[BEGIN THE DATA]

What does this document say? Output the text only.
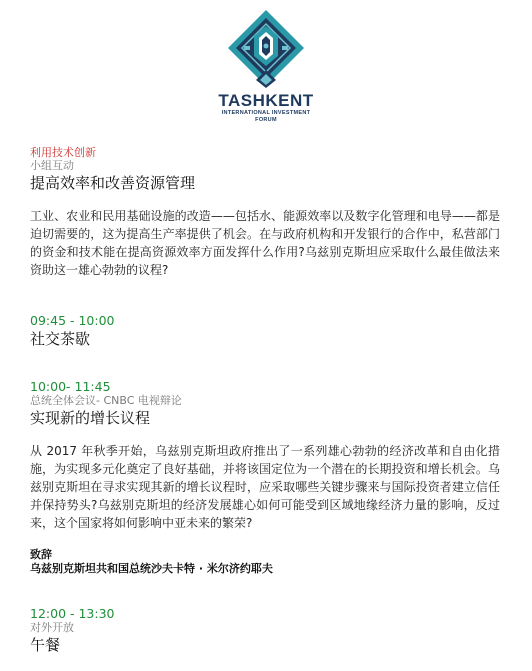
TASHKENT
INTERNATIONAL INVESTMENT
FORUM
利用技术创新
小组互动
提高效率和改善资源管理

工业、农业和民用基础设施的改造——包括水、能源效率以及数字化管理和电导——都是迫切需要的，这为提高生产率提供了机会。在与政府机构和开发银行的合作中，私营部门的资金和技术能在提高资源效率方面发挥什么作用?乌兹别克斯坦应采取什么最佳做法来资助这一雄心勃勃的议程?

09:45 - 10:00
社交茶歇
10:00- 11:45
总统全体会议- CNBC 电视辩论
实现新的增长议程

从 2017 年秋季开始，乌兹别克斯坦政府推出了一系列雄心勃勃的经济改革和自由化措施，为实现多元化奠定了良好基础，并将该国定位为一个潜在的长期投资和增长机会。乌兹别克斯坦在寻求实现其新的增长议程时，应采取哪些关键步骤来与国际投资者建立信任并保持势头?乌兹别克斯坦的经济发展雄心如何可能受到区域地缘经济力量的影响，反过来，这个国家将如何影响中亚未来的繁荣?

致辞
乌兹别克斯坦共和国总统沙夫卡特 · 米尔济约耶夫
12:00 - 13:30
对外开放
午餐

[END THE DATA]
[BEGIN THE DATA]

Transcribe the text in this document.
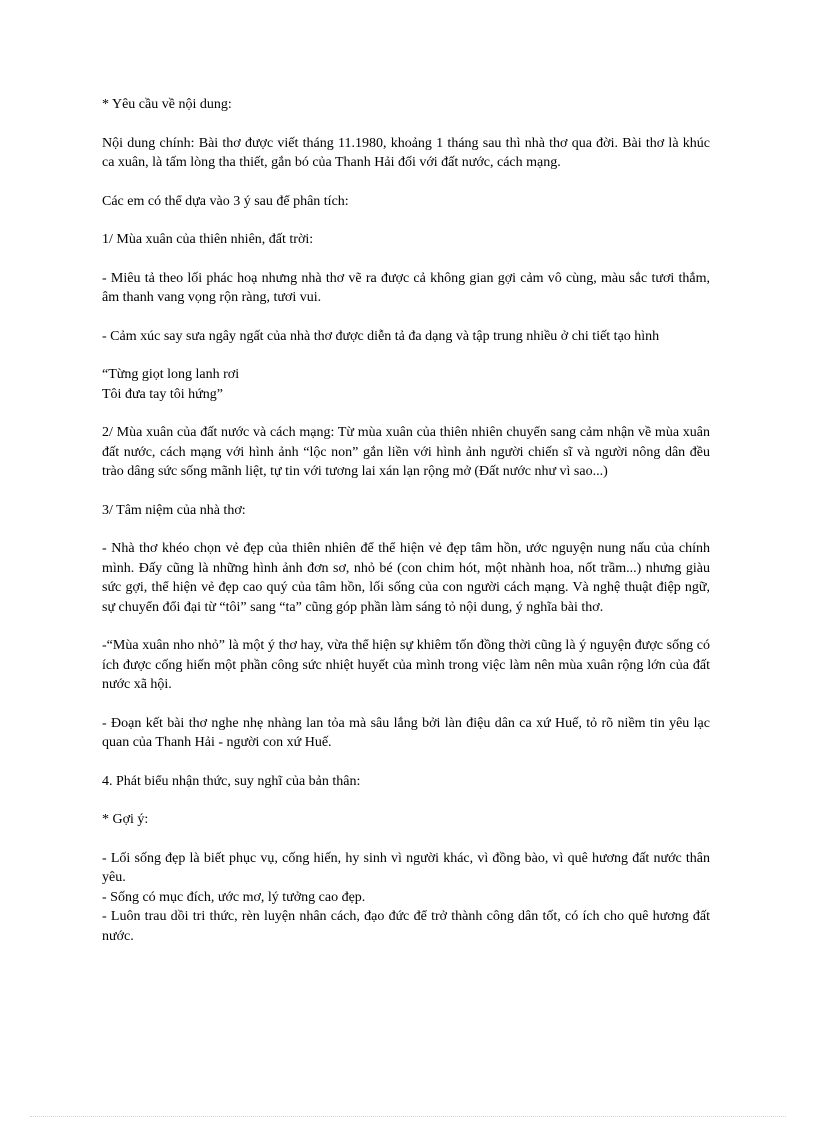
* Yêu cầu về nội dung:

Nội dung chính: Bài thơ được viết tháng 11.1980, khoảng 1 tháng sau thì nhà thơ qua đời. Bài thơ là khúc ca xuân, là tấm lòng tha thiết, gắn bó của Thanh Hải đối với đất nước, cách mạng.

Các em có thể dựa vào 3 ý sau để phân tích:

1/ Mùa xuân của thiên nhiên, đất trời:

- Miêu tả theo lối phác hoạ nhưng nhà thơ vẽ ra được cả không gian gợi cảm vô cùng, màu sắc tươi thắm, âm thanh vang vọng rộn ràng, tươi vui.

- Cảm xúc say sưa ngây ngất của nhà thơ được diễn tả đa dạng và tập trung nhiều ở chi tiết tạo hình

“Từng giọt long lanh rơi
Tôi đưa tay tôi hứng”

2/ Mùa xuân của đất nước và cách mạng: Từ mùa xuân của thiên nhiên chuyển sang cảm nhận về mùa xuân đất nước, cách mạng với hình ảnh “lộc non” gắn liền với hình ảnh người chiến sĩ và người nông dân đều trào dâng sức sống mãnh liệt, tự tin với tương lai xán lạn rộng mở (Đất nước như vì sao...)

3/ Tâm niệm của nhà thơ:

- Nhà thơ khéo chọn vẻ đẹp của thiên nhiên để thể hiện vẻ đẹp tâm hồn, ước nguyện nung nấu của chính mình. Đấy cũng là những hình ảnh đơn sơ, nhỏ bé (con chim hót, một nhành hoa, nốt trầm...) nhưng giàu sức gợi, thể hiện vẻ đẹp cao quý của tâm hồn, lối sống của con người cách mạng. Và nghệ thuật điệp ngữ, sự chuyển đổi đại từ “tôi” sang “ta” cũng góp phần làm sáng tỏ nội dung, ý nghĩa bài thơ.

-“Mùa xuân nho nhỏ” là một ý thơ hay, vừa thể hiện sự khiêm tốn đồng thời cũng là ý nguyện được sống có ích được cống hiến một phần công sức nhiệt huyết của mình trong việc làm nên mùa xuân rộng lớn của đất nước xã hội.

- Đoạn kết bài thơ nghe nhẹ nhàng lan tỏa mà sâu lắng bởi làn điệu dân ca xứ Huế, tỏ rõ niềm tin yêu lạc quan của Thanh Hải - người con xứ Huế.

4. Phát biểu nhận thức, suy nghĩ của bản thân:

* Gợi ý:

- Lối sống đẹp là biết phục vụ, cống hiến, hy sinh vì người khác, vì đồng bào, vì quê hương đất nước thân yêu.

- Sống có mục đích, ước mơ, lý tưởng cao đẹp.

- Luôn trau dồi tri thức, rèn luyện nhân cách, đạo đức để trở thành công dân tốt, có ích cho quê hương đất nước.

[END THE DATA]

[DIRECTIVE] Identify and copy lines that hold the string "rộng".

[CORRECT RESPONSE]
2/ Mùa xuân của đất nước và cách mạng: Từ mùa xuân của thiên nhiên chuyển sang cảm nhận về mùa xuân đất nước, cách mạng với hình ảnh “lộc non” gắn liền với hình ảnh người chiến sĩ và người nông dân đều trào dâng sức sống mãnh liệt, tự tin với tương lai xán lạn rộng mở (Đất nước như vì sao...)
-“Mùa xuân nho nhỏ” là một ý thơ hay, vừa thể hiện sự khiêm tốn đồng thời cũng là ý nguyện được sống có ích được cống hiến một phần công sức nhiệt huyết của mình trong việc làm nên mùa xuân rộng lớn của đất nước xã hội.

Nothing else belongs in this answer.